TASK STATEMENT ▸
Wherever the word "Resumo" appears in the entries, copy the whole line.

WORKING DATA ▸
-- START --

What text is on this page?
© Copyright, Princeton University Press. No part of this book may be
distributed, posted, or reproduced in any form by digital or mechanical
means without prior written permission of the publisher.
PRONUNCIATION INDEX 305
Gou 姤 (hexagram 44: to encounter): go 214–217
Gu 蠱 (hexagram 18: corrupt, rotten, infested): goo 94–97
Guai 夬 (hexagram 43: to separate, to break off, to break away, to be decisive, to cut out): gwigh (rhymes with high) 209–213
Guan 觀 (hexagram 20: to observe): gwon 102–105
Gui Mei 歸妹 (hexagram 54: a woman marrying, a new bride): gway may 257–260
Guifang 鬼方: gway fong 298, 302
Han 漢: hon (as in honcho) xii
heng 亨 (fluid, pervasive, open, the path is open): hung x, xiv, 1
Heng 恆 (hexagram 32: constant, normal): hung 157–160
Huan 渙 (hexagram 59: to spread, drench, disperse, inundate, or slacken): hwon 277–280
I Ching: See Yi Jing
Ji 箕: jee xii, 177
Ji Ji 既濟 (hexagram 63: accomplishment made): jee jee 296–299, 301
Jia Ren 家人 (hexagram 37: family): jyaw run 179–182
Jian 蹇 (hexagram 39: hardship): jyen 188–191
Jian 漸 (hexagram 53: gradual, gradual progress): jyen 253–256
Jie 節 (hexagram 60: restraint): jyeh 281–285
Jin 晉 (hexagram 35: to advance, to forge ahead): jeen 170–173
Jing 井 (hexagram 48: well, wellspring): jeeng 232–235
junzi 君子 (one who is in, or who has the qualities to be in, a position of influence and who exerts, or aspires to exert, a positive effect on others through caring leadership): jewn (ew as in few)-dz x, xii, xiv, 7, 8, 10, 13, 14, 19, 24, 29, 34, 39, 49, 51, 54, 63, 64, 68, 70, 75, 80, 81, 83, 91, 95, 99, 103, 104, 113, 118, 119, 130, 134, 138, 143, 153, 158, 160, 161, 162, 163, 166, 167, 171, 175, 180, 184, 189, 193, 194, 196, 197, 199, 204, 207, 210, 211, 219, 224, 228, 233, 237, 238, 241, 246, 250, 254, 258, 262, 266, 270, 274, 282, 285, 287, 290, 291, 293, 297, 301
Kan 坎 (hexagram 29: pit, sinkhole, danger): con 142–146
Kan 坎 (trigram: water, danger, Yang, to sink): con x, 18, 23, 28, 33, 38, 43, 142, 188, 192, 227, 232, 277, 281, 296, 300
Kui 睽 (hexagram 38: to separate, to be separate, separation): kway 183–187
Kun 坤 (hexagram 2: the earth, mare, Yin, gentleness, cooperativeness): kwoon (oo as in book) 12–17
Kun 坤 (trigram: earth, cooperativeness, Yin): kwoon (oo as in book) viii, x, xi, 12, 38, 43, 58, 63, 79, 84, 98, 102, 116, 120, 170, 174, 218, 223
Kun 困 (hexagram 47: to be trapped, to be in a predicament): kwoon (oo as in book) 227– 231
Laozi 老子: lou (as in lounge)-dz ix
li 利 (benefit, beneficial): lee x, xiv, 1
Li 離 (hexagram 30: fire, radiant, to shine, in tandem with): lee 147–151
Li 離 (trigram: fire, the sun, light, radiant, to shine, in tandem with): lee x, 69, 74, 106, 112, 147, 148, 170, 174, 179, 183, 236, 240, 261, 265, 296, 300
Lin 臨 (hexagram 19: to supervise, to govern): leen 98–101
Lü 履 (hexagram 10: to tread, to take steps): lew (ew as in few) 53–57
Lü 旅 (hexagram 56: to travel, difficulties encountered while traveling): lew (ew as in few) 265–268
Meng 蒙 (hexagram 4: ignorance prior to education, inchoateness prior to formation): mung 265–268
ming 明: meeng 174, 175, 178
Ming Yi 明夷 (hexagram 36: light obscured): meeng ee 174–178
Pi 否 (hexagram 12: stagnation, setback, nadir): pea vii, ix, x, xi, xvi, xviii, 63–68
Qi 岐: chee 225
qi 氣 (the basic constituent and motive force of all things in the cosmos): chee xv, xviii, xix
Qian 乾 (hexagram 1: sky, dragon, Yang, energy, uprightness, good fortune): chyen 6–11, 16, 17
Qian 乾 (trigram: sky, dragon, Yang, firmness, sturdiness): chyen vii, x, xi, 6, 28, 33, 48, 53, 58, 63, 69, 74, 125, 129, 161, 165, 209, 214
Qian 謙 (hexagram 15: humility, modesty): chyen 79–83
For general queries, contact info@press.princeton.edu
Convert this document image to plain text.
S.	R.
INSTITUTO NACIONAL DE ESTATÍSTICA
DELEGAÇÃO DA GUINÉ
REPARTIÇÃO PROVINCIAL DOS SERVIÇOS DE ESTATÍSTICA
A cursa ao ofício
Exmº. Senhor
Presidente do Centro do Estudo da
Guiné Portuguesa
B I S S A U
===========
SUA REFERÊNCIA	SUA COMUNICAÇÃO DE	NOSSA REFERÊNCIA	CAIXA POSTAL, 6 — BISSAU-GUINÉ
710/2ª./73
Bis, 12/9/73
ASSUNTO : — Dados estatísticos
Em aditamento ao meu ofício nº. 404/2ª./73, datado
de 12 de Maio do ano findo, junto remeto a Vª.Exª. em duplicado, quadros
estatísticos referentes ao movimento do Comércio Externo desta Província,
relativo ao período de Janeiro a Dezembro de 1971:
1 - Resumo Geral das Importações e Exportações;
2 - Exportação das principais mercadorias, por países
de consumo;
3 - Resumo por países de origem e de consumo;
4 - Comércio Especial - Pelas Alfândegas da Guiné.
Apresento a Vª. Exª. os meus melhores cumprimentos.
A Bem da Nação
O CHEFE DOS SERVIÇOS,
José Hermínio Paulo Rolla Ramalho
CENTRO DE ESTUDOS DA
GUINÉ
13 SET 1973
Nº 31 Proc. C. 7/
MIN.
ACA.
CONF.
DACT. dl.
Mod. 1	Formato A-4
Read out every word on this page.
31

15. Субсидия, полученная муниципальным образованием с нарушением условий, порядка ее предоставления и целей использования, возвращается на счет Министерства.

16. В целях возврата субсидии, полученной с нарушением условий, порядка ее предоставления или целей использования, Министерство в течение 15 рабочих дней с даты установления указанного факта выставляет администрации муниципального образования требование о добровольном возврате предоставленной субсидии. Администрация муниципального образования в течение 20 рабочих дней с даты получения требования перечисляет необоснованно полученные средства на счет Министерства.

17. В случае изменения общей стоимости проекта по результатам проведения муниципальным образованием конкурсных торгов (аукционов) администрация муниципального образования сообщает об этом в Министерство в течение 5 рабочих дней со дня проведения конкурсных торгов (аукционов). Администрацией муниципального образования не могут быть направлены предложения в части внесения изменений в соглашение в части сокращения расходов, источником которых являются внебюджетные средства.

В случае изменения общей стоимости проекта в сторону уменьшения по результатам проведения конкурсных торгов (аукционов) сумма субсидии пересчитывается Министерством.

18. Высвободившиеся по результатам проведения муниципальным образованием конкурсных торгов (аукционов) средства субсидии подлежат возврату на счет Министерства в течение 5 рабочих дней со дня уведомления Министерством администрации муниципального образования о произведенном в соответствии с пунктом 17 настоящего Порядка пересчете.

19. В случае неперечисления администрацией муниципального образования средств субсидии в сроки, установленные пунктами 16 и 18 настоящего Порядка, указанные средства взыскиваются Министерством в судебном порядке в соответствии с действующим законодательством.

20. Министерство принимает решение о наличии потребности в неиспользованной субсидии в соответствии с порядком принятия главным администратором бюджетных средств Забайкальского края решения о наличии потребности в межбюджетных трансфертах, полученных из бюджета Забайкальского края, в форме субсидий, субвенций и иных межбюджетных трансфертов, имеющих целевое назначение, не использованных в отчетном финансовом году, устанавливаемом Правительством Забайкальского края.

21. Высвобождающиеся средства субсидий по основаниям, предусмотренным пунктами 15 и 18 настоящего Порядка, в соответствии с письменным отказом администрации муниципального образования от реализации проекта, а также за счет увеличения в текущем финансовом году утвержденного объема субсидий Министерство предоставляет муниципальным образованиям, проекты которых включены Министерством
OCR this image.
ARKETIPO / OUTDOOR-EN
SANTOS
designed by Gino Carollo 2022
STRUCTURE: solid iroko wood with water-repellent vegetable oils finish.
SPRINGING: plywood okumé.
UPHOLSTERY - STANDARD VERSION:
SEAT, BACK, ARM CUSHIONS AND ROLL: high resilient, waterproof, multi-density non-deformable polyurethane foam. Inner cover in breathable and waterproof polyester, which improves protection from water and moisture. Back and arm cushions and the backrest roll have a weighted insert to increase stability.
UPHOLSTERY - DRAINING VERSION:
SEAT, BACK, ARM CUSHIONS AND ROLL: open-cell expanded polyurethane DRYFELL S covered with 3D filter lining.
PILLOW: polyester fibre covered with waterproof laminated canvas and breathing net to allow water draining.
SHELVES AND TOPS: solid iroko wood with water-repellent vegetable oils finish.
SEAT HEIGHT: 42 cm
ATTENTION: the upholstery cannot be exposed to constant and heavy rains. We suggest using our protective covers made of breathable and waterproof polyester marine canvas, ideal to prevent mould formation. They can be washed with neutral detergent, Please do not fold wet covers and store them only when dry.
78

-- END --

FINISHED EXERCISE ▸
1 - Resumo Geral das Importações e Exportações;
3 - Resumo por países de origem e de consumo;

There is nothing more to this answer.